TASK DESCRIPTION: Show each line that has the string "ideas" in it.

::: THE INPUT

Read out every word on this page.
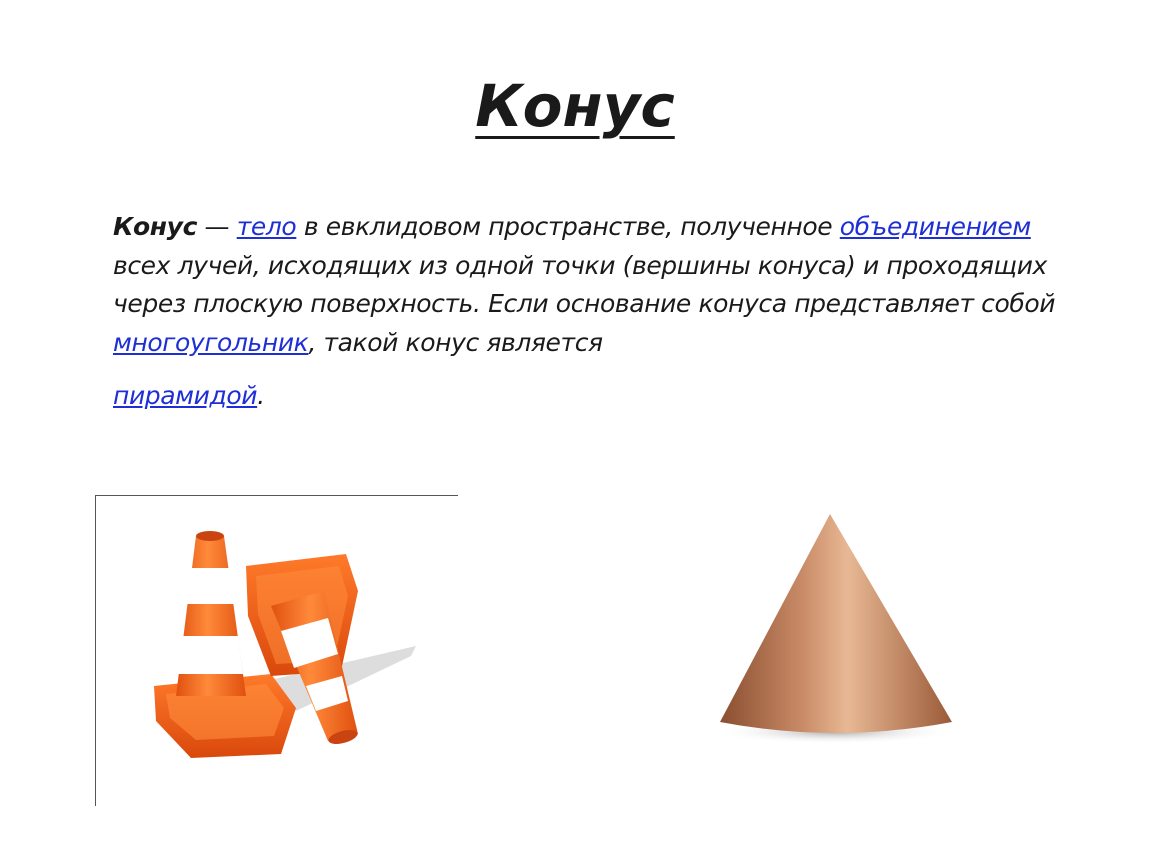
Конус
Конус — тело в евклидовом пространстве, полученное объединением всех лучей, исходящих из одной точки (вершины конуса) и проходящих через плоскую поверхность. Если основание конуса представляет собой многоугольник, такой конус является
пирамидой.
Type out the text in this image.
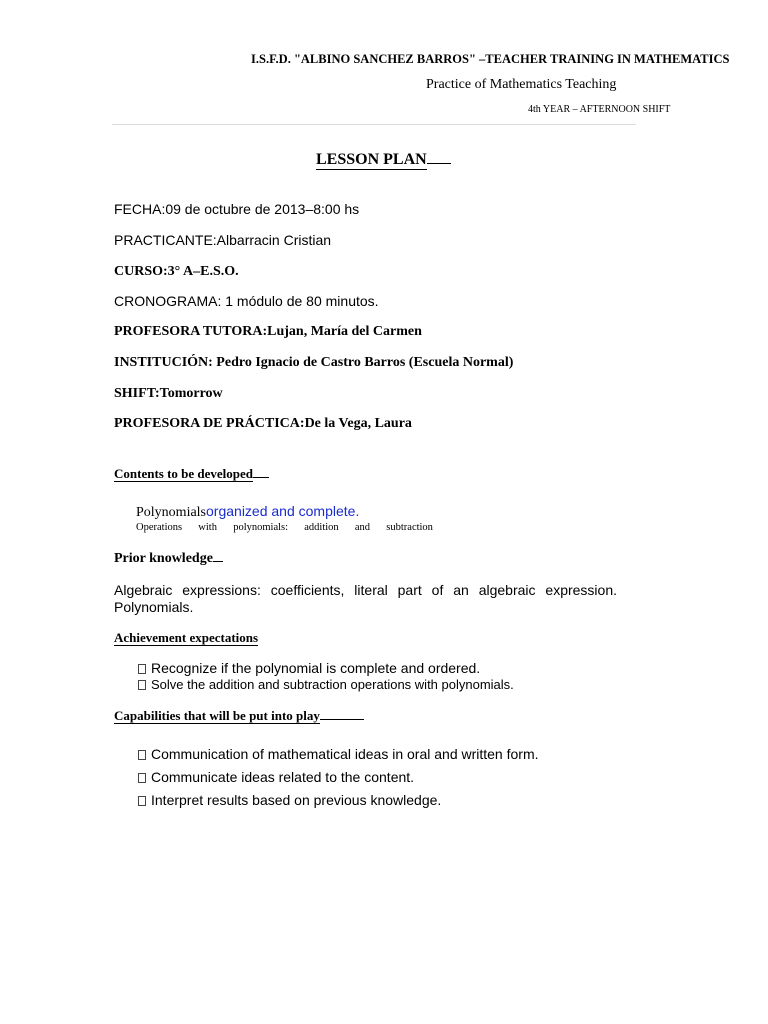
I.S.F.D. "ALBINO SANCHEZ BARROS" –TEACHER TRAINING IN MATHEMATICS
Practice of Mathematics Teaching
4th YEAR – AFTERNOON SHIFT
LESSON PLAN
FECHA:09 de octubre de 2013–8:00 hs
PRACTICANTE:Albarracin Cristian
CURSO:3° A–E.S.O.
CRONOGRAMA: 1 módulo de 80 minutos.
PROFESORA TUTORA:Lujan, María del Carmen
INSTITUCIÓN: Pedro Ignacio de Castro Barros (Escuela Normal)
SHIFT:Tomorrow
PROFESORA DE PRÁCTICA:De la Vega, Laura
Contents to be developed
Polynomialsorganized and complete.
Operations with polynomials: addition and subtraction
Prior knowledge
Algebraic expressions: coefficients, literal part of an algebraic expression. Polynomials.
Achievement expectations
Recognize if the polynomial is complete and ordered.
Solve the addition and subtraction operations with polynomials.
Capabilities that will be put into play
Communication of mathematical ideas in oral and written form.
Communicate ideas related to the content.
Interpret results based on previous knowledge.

::::::

COMPLETE ANSWER:
Communication of mathematical ideas in oral and written form.
Communicate ideas related to the content.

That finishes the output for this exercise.